_Record excerpts_
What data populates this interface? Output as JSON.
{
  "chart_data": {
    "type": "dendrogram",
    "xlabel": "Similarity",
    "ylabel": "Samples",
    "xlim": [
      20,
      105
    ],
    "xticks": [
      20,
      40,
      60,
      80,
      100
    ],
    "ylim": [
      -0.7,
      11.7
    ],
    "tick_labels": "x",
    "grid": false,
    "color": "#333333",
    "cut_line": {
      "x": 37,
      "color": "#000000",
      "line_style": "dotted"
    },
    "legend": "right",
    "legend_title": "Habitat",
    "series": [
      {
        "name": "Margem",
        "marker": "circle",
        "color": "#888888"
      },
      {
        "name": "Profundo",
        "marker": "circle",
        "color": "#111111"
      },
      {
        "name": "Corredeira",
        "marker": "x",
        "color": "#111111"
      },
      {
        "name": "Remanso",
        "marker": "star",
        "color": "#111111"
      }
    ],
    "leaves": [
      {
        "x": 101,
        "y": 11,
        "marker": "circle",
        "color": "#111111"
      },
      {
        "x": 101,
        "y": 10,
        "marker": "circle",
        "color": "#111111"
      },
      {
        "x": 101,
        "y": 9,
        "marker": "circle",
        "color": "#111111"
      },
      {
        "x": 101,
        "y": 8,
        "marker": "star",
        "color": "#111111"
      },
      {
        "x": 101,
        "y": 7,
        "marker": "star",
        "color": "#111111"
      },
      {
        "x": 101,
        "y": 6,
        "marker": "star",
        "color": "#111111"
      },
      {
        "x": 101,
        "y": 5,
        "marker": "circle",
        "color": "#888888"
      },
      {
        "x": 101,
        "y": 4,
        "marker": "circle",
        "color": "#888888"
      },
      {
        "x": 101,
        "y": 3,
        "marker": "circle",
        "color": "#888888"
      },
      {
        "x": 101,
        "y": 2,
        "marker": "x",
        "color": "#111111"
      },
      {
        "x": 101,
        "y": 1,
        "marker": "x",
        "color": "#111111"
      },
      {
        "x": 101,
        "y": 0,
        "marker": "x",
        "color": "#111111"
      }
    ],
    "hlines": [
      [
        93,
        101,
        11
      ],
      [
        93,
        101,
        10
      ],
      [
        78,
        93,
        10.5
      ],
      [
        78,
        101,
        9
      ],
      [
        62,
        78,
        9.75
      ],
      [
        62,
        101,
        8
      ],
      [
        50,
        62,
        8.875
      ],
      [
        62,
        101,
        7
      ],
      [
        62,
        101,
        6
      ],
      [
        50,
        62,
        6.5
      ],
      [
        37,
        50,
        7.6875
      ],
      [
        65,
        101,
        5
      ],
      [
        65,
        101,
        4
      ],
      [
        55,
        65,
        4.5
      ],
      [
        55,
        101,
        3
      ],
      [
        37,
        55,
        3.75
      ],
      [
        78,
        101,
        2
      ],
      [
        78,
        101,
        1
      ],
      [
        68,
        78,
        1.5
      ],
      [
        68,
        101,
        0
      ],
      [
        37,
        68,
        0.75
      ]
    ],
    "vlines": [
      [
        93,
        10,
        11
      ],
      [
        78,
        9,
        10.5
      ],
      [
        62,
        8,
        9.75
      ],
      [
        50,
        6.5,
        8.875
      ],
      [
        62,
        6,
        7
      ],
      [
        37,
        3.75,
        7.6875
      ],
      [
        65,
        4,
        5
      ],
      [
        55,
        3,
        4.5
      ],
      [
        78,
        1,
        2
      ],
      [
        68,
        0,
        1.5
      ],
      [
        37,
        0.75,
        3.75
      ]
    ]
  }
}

_Challenge_
All lines holding the word "name" should be picked out and copied.

_Expected answer_
        "name": "Margem",
        "name": "Profundo",
        "name": "Corredeira",
        "name": "Remanso",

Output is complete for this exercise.